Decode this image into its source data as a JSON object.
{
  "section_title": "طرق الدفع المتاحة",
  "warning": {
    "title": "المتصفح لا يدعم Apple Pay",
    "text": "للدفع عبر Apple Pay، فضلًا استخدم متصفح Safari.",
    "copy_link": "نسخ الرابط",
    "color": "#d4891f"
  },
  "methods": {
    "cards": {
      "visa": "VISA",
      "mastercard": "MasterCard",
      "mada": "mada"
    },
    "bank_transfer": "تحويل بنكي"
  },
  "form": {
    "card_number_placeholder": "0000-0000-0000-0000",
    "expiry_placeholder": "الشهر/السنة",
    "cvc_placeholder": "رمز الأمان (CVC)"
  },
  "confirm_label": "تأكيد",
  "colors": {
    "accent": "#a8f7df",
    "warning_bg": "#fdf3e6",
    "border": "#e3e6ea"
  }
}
....
Gather all lines of the records that include the word "Apple".

    "title": "المتصفح لا يدعم Apple Pay",
    "text": "للدفع عبر Apple Pay، فضلًا استخدم متصفح Safari.",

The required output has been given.